▶ [WHAT YOU WILL DO]: Would you repeat the listing exactly but omit every picture?

(Figure record listings)
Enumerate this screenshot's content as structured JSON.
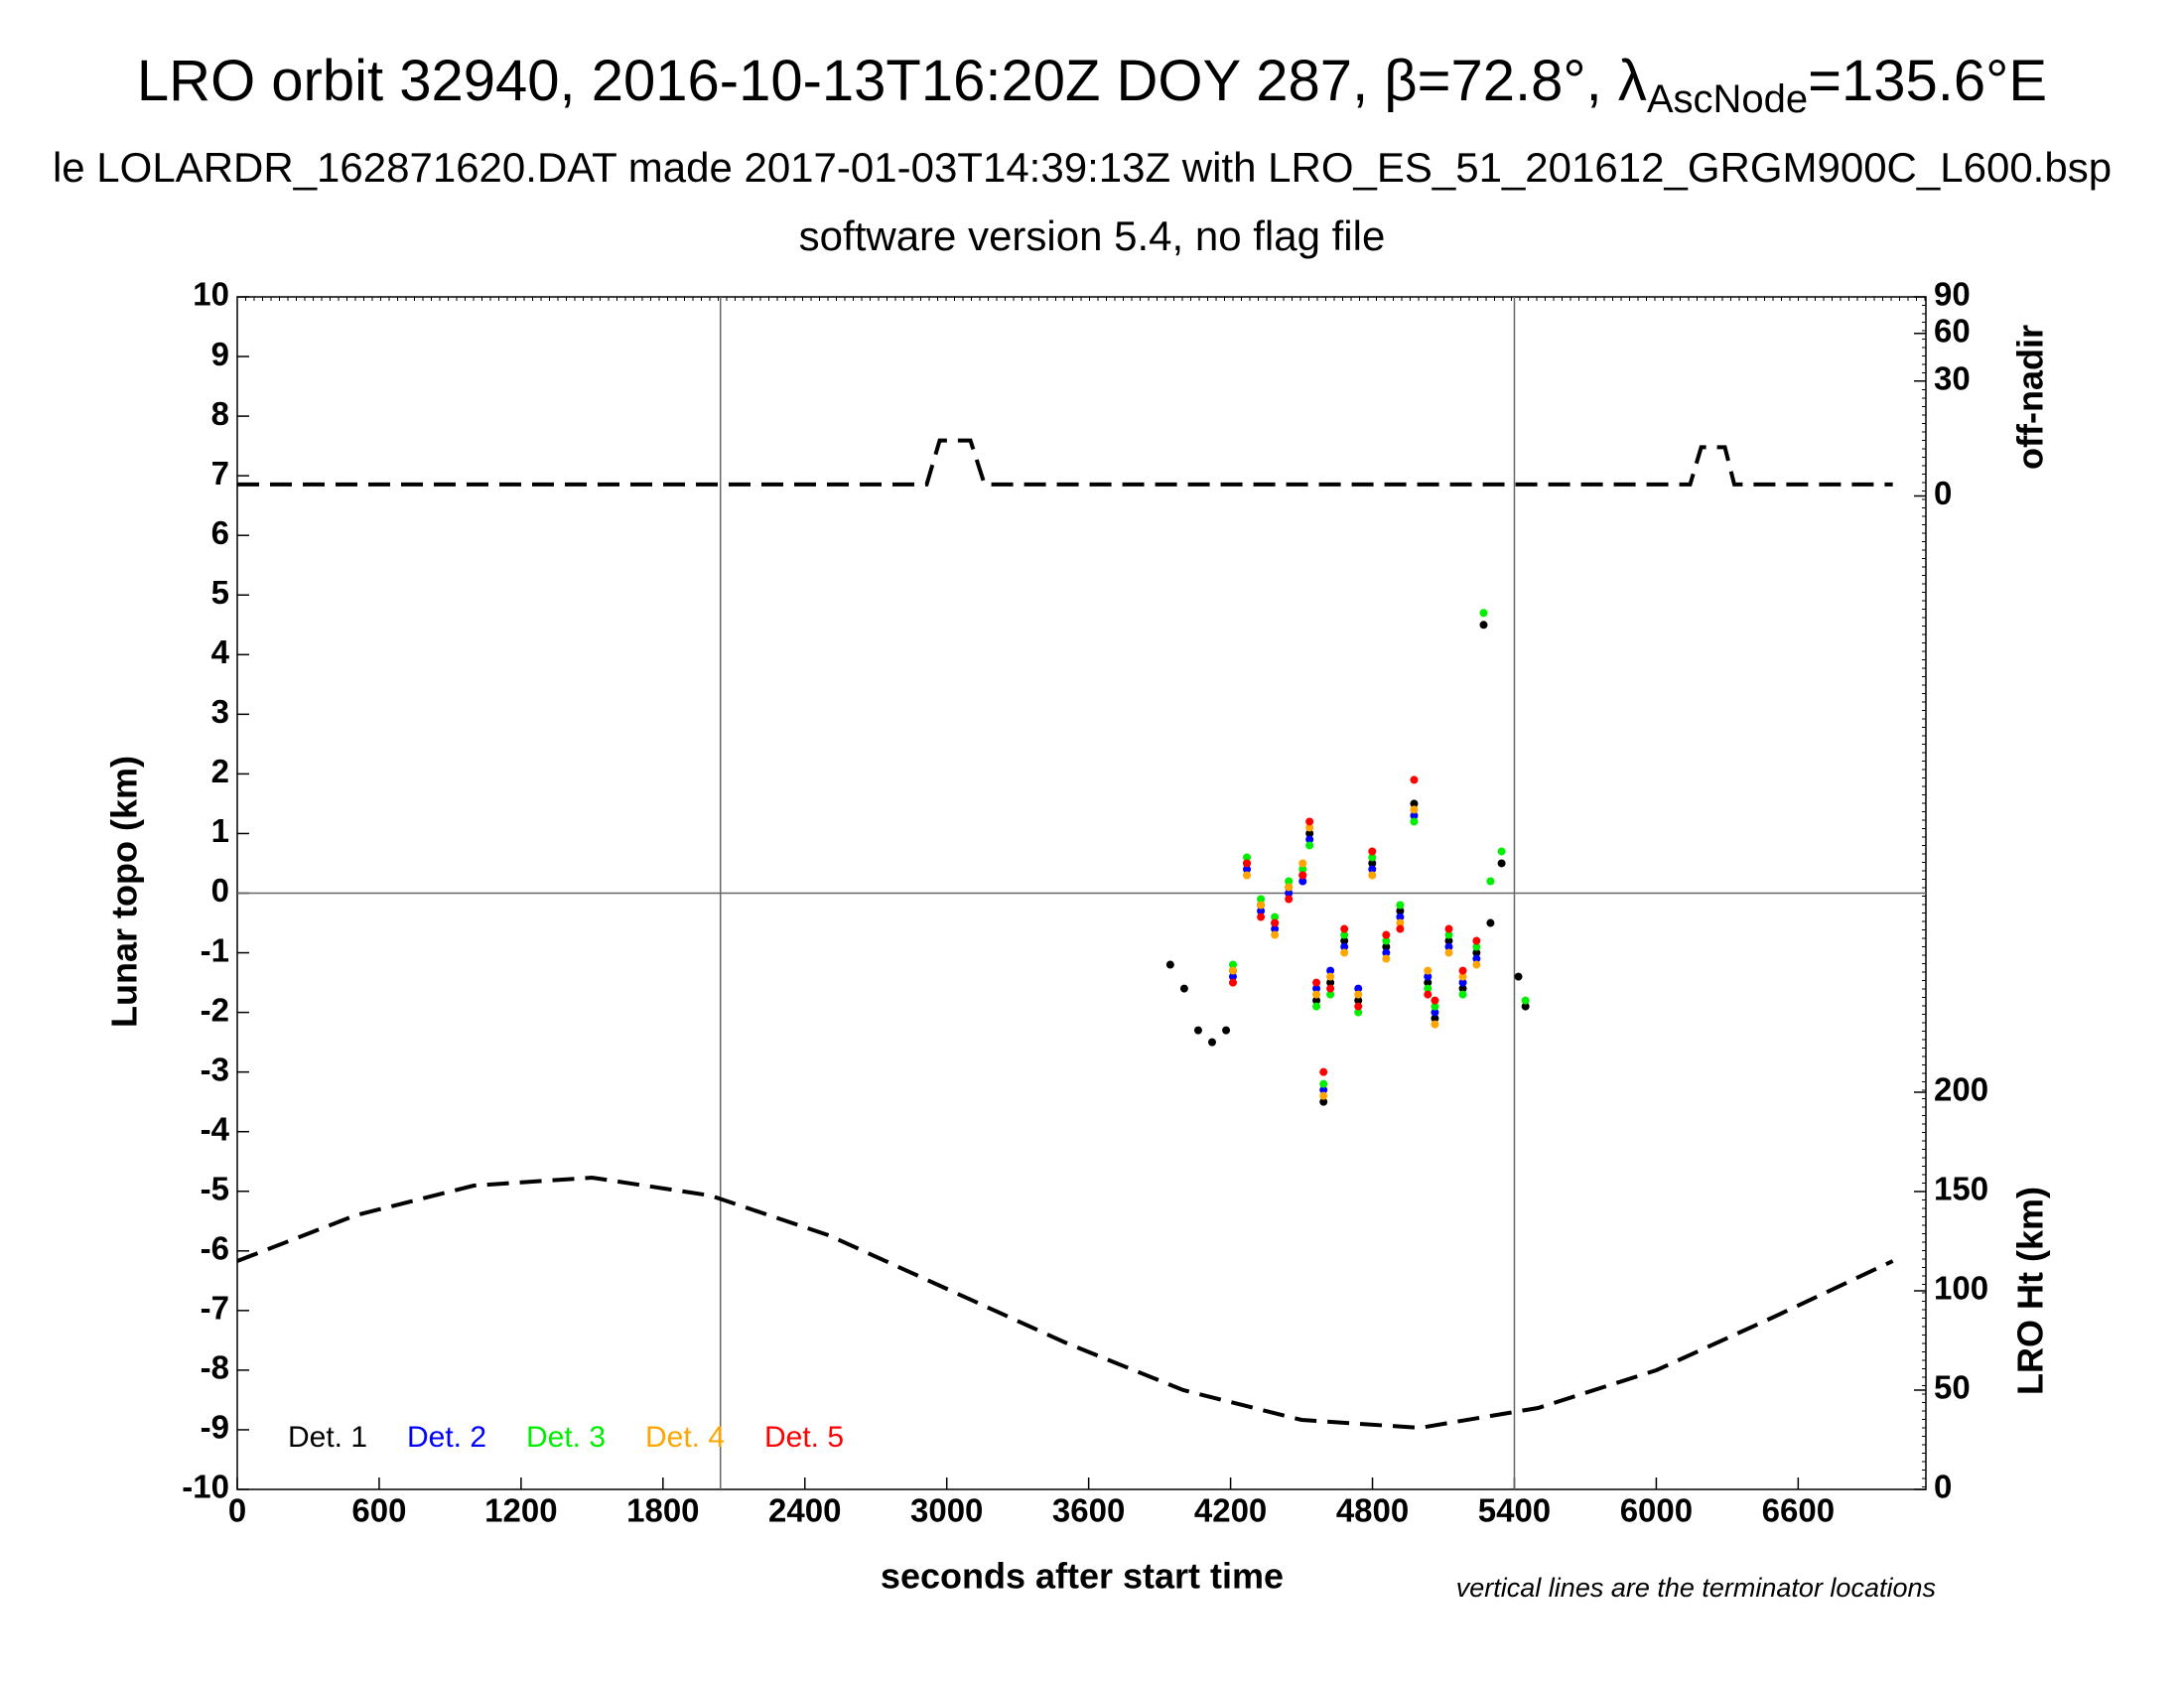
{
  "chart_data": {
    "type": "scatter",
    "title_parts": [
      "LRO orbit 32940, 2016-10-13T16:20Z DOY 287, β=72.8°, λ",
      "AscNode",
      "=135.6°E"
    ],
    "subtitle": "le LOLARDR_162871620.DAT made 2017-01-03T14:39:13Z with LRO_ES_51_201612_GRGM900C_L600.bsp",
    "subtitle2": "software version 5.4, no flag file",
    "xlabel": "seconds after start time",
    "ylabel": "Lunar topo (km)",
    "y2label": "LRO Ht (km)",
    "y3label": "off-nadir",
    "note": "vertical lines are the terminator locations",
    "xlim": [
      0,
      7140
    ],
    "xticks": [
      0,
      600,
      1200,
      1800,
      2400,
      3000,
      3600,
      4200,
      4800,
      5400,
      6000,
      6600
    ],
    "ylim": [
      -10,
      10
    ],
    "yticks": [
      -10,
      -9,
      -8,
      -7,
      -6,
      -5,
      -4,
      -3,
      -2,
      -1,
      0,
      1,
      2,
      3,
      4,
      5,
      6,
      7,
      8,
      9,
      10
    ],
    "y2lim": [
      0,
      200
    ],
    "y2ticks": [
      0,
      50,
      100,
      150,
      200
    ],
    "y3lim": [
      0,
      90
    ],
    "y3ticks": [
      0,
      30,
      60,
      90
    ],
    "y3scale": "sqrt",
    "zero_line": true,
    "terminators": [
      2043,
      5400
    ],
    "x": [
      3945,
      4004,
      4063,
      4122,
      4181,
      4210,
      4269,
      4328,
      4387,
      4446,
      4505,
      4534,
      4563,
      4593,
      4622,
      4681,
      4740,
      4799,
      4858,
      4917,
      4976,
      5034,
      5064,
      5123,
      5182,
      5240,
      5270,
      5299,
      5346,
      5417,
      5447
    ],
    "series": [
      {
        "name": "Det. 1",
        "color": "#000000",
        "values": [
          -1.2,
          -1.6,
          -2.3,
          -2.5,
          -2.3,
          -1.3,
          0.5,
          -0.2,
          -0.5,
          0.1,
          0.3,
          1.0,
          -1.8,
          -3.5,
          -1.5,
          -0.8,
          -1.8,
          0.5,
          -0.9,
          -0.3,
          1.5,
          -1.5,
          -2.1,
          -0.8,
          -1.6,
          -1.0,
          4.5,
          -0.5,
          0.5,
          -1.4,
          -1.9
        ]
      },
      {
        "name": "Det. 2",
        "color": "#0000ff",
        "values": [
          null,
          null,
          null,
          null,
          null,
          -1.4,
          0.4,
          -0.3,
          -0.6,
          0.0,
          0.2,
          0.9,
          -1.6,
          -3.3,
          -1.3,
          -0.9,
          -1.6,
          0.4,
          -1.0,
          -0.4,
          1.3,
          -1.4,
          -2.0,
          -0.9,
          -1.5,
          -1.1,
          null,
          null,
          null,
          null,
          null
        ]
      },
      {
        "name": "Det. 3",
        "color": "#00ee00",
        "values": [
          null,
          null,
          null,
          null,
          null,
          -1.2,
          0.6,
          -0.1,
          -0.4,
          0.2,
          0.4,
          0.8,
          -1.9,
          -3.2,
          -1.7,
          -0.7,
          -2.0,
          0.6,
          -0.8,
          -0.2,
          1.2,
          -1.6,
          -1.9,
          -0.7,
          -1.7,
          -0.9,
          4.7,
          0.2,
          0.7,
          null,
          -1.8
        ]
      },
      {
        "name": "Det. 4",
        "color": "#ffa500",
        "values": [
          null,
          null,
          null,
          null,
          null,
          -1.3,
          0.3,
          -0.2,
          -0.7,
          0.1,
          0.5,
          1.1,
          -1.7,
          -3.4,
          -1.4,
          -1.0,
          -1.7,
          0.3,
          -1.1,
          -0.5,
          1.4,
          -1.3,
          -2.2,
          -1.0,
          -1.4,
          -1.2,
          null,
          null,
          null,
          null,
          null
        ]
      },
      {
        "name": "Det. 5",
        "color": "#ff0000",
        "values": [
          null,
          null,
          null,
          null,
          null,
          -1.5,
          0.5,
          -0.4,
          -0.5,
          -0.1,
          0.3,
          1.2,
          -1.5,
          -3.0,
          -1.6,
          -0.6,
          -1.9,
          0.7,
          -0.7,
          -0.6,
          1.9,
          -1.7,
          -1.8,
          -0.6,
          -1.3,
          -0.8,
          null,
          null,
          null,
          null,
          null
        ]
      }
    ],
    "ht_line": {
      "axis": "y2",
      "color": "#000000",
      "x": [
        0,
        500,
        1000,
        1500,
        2000,
        2500,
        3000,
        3500,
        4000,
        4500,
        5000,
        5500,
        6000,
        6500,
        7000
      ],
      "values": [
        115,
        138,
        153,
        157,
        148,
        128,
        101,
        74,
        50,
        35,
        31,
        41,
        60,
        87,
        115
      ]
    },
    "nadir_line": {
      "axis": "y3",
      "color": "#000000",
      "x": [
        0,
        2915,
        2970,
        3100,
        3160,
        6143,
        6190,
        6290,
        6330,
        7000
      ],
      "values": [
        0.3,
        0.3,
        7,
        7,
        0.3,
        0.3,
        5.4,
        5.4,
        0.3,
        0.3
      ]
    }
  }
}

▶ [THE SOLUTION]:
Enumerate this screenshot's content as structured JSON.
{
  "chart_data": {
    "type": "scatter",
    "title_parts": [
      "LRO orbit 32940, 2016-10-13T16:20Z DOY 287, β=72.8°, λ",
      "AscNode",
      "=135.6°E"
    ],
    "subtitle": "le LOLARDR_162871620.DAT made 2017-01-03T14:39:13Z with LRO_ES_51_201612_GRGM900C_L600.bsp",
    "subtitle2": "software version 5.4, no flag file",
    "xlabel": "seconds after start time",
    "ylabel": "Lunar topo (km)",
    "y2label": "LRO Ht (km)",
    "y3label": "off-nadir",
    "note": "vertical lines are the terminator locations",
    "xlim": [
      0,
      7140
    ],
    "xticks": [
      0,
      600,
      1200,
      1800,
      2400,
      3000,
      3600,
      4200,
      4800,
      5400,
      6000,
      6600
    ],
    "ylim": [
      -10,
      10
    ],
    "yticks": [
      -10,
      -9,
      -8,
      -7,
      -6,
      -5,
      -4,
      -3,
      -2,
      -1,
      0,
      1,
      2,
      3,
      4,
      5,
      6,
      7,
      8,
      9,
      10
    ],
    "y2lim": [
      0,
      200
    ],
    "y2ticks": [
      0,
      50,
      100,
      150,
      200
    ],
    "y3lim": [
      0,
      90
    ],
    "y3ticks": [
      0,
      30,
      60,
      90
    ],
    "y3scale": "sqrt",
    "zero_line": true,
    "terminators": [
      2043,
      5400
    ],
    "x": [
      3945,
      4004,
      4063,
      4122,
      4181,
      4210,
      4269,
      4328,
      4387,
      4446,
      4505,
      4534,
      4563,
      4593,
      4622,
      4681,
      4740,
      4799,
      4858,
      4917,
      4976,
      5034,
      5064,
      5123,
      5182,
      5240,
      5270,
      5299,
      5346,
      5417,
      5447
    ],
    "series": [
      {
        "name": "Det. 1",
        "color": "#000000",
        "values": [
          -1.2,
          -1.6,
          -2.3,
          -2.5,
          -2.3,
          -1.3,
          0.5,
          -0.2,
          -0.5,
          0.1,
          0.3,
          1.0,
          -1.8,
          -3.5,
          -1.5,
          -0.8,
          -1.8,
          0.5,
          -0.9,
          -0.3,
          1.5,
          -1.5,
          -2.1,
          -0.8,
          -1.6,
          -1.0,
          4.5,
          -0.5,
          0.5,
          -1.4,
          -1.9
        ]
      },
      {
        "name": "Det. 2",
        "color": "#0000ff",
        "values": [
          null,
          null,
          null,
          null,
          null,
          -1.4,
          0.4,
          -0.3,
          -0.6,
          0.0,
          0.2,
          0.9,
          -1.6,
          -3.3,
          -1.3,
          -0.9,
          -1.6,
          0.4,
          -1.0,
          -0.4,
          1.3,
          -1.4,
          -2.0,
          -0.9,
          -1.5,
          -1.1,
          null,
          null,
          null,
          null,
          null
        ]
      },
      {
        "name": "Det. 3",
        "color": "#00ee00",
        "values": [
          null,
          null,
          null,
          null,
          null,
          -1.2,
          0.6,
          -0.1,
          -0.4,
          0.2,
          0.4,
          0.8,
          -1.9,
          -3.2,
          -1.7,
          -0.7,
          -2.0,
          0.6,
          -0.8,
          -0.2,
          1.2,
          -1.6,
          -1.9,
          -0.7,
          -1.7,
          -0.9,
          4.7,
          0.2,
          0.7,
          null,
          -1.8
        ]
      },
      {
        "name": "Det. 4",
        "color": "#ffa500",
        "values": [
          null,
          null,
          null,
          null,
          null,
          -1.3,
          0.3,
          -0.2,
          -0.7,
          0.1,
          0.5,
          1.1,
          -1.7,
          -3.4,
          -1.4,
          -1.0,
          -1.7,
          0.3,
          -1.1,
          -0.5,
          1.4,
          -1.3,
          -2.2,
          -1.0,
          -1.4,
          -1.2,
          null,
          null,
          null,
          null,
          null
        ]
      },
      {
        "name": "Det. 5",
        "color": "#ff0000",
        "values": [
          null,
          null,
          null,
          null,
          null,
          -1.5,
          0.5,
          -0.4,
          -0.5,
          -0.1,
          0.3,
          1.2,
          -1.5,
          -3.0,
          -1.6,
          -0.6,
          -1.9,
          0.7,
          -0.7,
          -0.6,
          1.9,
          -1.7,
          -1.8,
          -0.6,
          -1.3,
          -0.8,
          null,
          null,
          null,
          null,
          null
        ]
      }
    ],
    "ht_line": {
      "axis": "y2",
      "color": "#000000",
      "x": [
        0,
        500,
        1000,
        1500,
        2000,
        2500,
        3000,
        3500,
        4000,
        4500,
        5000,
        5500,
        6000,
        6500,
        7000
      ],
      "values": [
        115,
        138,
        153,
        157,
        148,
        128,
        101,
        74,
        50,
        35,
        31,
        41,
        60,
        87,
        115
      ]
    },
    "nadir_line": {
      "axis": "y3",
      "color": "#000000",
      "x": [
        0,
        2915,
        2970,
        3100,
        3160,
        6143,
        6190,
        6290,
        6330,
        7000
      ],
      "values": [
        0.3,
        0.3,
        7,
        7,
        0.3,
        0.3,
        5.4,
        5.4,
        0.3,
        0.3
      ]
    }
  }
}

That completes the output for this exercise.